- [INSTRUCTIONS TO FOLLOW]: Leave out the images; return the rest of the data exactly.

- [DATASET ENTRIES]:
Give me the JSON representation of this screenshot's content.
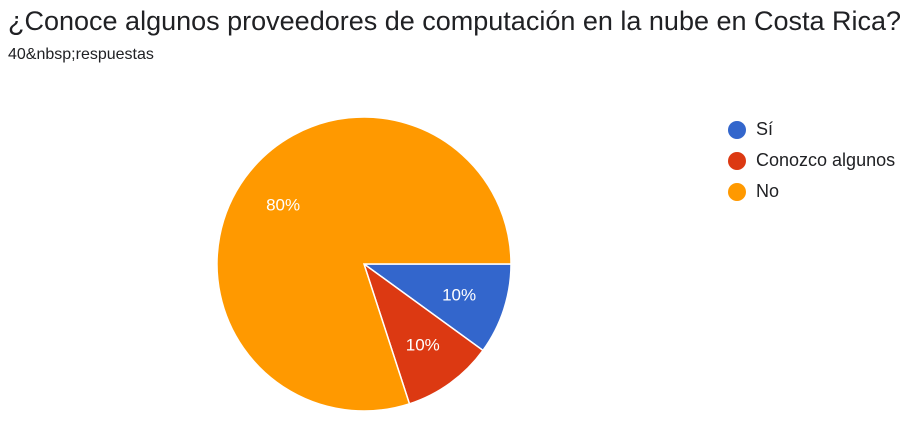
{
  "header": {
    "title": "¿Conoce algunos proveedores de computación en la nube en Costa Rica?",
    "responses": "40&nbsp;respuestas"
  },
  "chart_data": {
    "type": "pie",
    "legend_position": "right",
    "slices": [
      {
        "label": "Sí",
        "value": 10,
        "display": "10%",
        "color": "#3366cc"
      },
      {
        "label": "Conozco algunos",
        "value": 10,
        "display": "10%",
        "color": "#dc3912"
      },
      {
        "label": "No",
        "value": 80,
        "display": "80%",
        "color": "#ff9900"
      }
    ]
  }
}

- [SOLUTION]:
Give me the JSON representation of this screenshot's content.
{
  "header": {
    "title": "¿Conoce algunos proveedores de computación en la nube en Costa Rica?",
    "responses": "40&nbsp;respuestas"
  },
  "chart_data": {
    "type": "pie",
    "legend_position": "right",
    "slices": [
      {
        "label": "Sí",
        "value": 10,
        "display": "10%",
        "color": "#3366cc"
      },
      {
        "label": "Conozco algunos",
        "value": 10,
        "display": "10%",
        "color": "#dc3912"
      },
      {
        "label": "No",
        "value": 80,
        "display": "80%",
        "color": "#ff9900"
      }
    ]
  }
}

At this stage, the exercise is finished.